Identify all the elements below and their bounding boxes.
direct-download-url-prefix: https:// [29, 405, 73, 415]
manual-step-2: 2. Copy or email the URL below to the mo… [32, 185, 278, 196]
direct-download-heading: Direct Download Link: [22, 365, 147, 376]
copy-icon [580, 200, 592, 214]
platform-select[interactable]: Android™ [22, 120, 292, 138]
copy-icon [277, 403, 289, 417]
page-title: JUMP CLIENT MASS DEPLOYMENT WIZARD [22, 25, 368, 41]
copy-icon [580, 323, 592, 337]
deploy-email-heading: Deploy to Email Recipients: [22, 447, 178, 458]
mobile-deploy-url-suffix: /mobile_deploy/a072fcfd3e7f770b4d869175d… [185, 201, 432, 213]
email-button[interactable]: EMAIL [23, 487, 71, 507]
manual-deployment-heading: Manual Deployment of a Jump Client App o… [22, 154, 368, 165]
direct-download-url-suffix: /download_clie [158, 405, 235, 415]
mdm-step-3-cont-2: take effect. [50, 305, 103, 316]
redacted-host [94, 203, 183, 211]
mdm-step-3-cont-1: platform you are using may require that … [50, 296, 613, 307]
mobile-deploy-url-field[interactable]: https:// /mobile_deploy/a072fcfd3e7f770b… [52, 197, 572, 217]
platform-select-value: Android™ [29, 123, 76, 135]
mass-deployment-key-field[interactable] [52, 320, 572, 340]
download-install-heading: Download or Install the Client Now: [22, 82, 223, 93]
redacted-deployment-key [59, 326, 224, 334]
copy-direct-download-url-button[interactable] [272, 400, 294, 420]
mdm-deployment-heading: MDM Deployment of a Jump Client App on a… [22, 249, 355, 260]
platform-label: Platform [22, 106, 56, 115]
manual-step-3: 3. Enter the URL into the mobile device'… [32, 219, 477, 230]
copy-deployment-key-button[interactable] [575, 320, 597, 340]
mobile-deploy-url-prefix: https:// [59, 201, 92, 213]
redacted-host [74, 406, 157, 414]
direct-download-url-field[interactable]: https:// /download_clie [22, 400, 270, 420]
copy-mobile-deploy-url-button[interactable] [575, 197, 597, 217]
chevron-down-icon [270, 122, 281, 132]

* * *

Reproduce the lines above word for word, keeping every character and number unchanged.

Identify all the elements below and their bounding boxes.
direct-download-url-prefix: https:// [29, 405, 73, 415]
manual-step-2: 2. Copy or email the URL below to the mo… [32, 185, 278, 196]
direct-download-heading: Direct Download Link: [22, 365, 147, 376]
copy-icon [580, 200, 592, 214]
platform-select[interactable]: Android™ [22, 120, 292, 138]
copy-icon [277, 403, 289, 417]
page-title: JUMP CLIENT MASS DEPLOYMENT WIZARD [22, 25, 368, 41]
copy-icon [580, 323, 592, 337]
deploy-email-heading: Deploy to Email Recipients: [22, 447, 178, 458]
mobile-deploy-url-suffix: /mobile_deploy/a072fcfd3e7f770b4d869175d… [185, 201, 432, 213]
email-button[interactable]: EMAIL [23, 487, 71, 507]
manual-deployment-heading: Manual Deployment of a Jump Client App o… [22, 154, 368, 165]
direct-download-url-suffix: /download_clie [158, 405, 235, 415]
mdm-step-3-cont-2: take effect. [50, 305, 103, 316]
redacted-host [94, 203, 183, 211]
mdm-step-3-cont-1: platform you are using may require that … [50, 296, 613, 307]
mobile-deploy-url-field[interactable]: https:// /mobile_deploy/a072fcfd3e7f770b… [52, 197, 572, 217]
platform-select-value: Android™ [29, 123, 76, 135]
mass-deployment-key-field[interactable] [52, 320, 572, 340]
download-install-heading: Download or Install the Client Now: [22, 82, 223, 93]
redacted-deployment-key [59, 326, 224, 334]
copy-direct-download-url-button[interactable] [272, 400, 294, 420]
mdm-deployment-heading: MDM Deployment of a Jump Client App on a… [22, 249, 355, 260]
platform-label: Platform [22, 106, 56, 115]
manual-step-3: 3. Enter the URL into the mobile device'… [32, 219, 477, 230]
copy-deployment-key-button[interactable] [575, 320, 597, 340]
mobile-deploy-url-prefix: https:// [59, 201, 92, 213]
redacted-host [74, 406, 157, 414]
direct-download-url-field[interactable]: https:// /download_clie [22, 400, 270, 420]
copy-mobile-deploy-url-button[interactable] [575, 197, 597, 217]
chevron-down-icon [270, 122, 281, 132]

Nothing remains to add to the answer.